» **Source data**
↓↓↓
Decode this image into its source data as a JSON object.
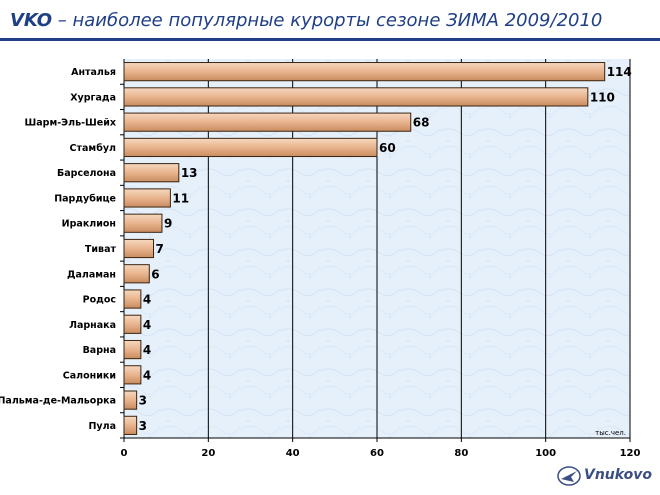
{
  "header": {
    "brand": "VKO",
    "title_rest": " – наиболее популярные курорты сезоне ЗИМА 2009/2010"
  },
  "logo": {
    "text": "Vnukovo"
  },
  "chart_data": {
    "type": "bar",
    "orientation": "horizontal",
    "title": "VKO – наиболее популярные курорты сезоне ЗИМА 2009/2010",
    "categories": [
      "Анталья",
      "Хургада",
      "Шарм-Эль-Шейх",
      "Стамбул",
      "Барселона",
      "Пардубице",
      "Ираклион",
      "Тиват",
      "Даламан",
      "Родос",
      "Ларнака",
      "Варна",
      "Салоники",
      "Пальма-де-Мальорка",
      "Пула"
    ],
    "values": [
      114,
      110,
      68,
      60,
      13,
      11,
      9,
      7,
      6,
      4,
      4,
      4,
      4,
      3,
      3
    ],
    "xlim": [
      0,
      120
    ],
    "xticks": [
      0,
      20,
      40,
      60,
      80,
      100,
      120
    ],
    "unit_label": "тыс.чел.",
    "grid": true,
    "colors": {
      "bar_fill": "#e8b48e",
      "bar_stroke": "#3a2410",
      "plot_bg": "#e6f0fb",
      "gridline": "#000000"
    }
  }
}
↑↑↑
» **Do this**
Set down the complete material exactly, but do not include the images.

» **Worked solution**
Decode this image into its source data as a JSON object.
{
  "header": {
    "brand": "VKO",
    "title_rest": " – наиболее популярные курорты сезоне ЗИМА 2009/2010"
  },
  "logo": {
    "text": "Vnukovo"
  },
  "chart_data": {
    "type": "bar",
    "orientation": "horizontal",
    "title": "VKO – наиболее популярные курорты сезоне ЗИМА 2009/2010",
    "categories": [
      "Анталья",
      "Хургада",
      "Шарм-Эль-Шейх",
      "Стамбул",
      "Барселона",
      "Пардубице",
      "Ираклион",
      "Тиват",
      "Даламан",
      "Родос",
      "Ларнака",
      "Варна",
      "Салоники",
      "Пальма-де-Мальорка",
      "Пула"
    ],
    "values": [
      114,
      110,
      68,
      60,
      13,
      11,
      9,
      7,
      6,
      4,
      4,
      4,
      4,
      3,
      3
    ],
    "xlim": [
      0,
      120
    ],
    "xticks": [
      0,
      20,
      40,
      60,
      80,
      100,
      120
    ],
    "unit_label": "тыс.чел.",
    "grid": true,
    "colors": {
      "bar_fill": "#e8b48e",
      "bar_stroke": "#3a2410",
      "plot_bg": "#e6f0fb",
      "gridline": "#000000"
    }
  }
}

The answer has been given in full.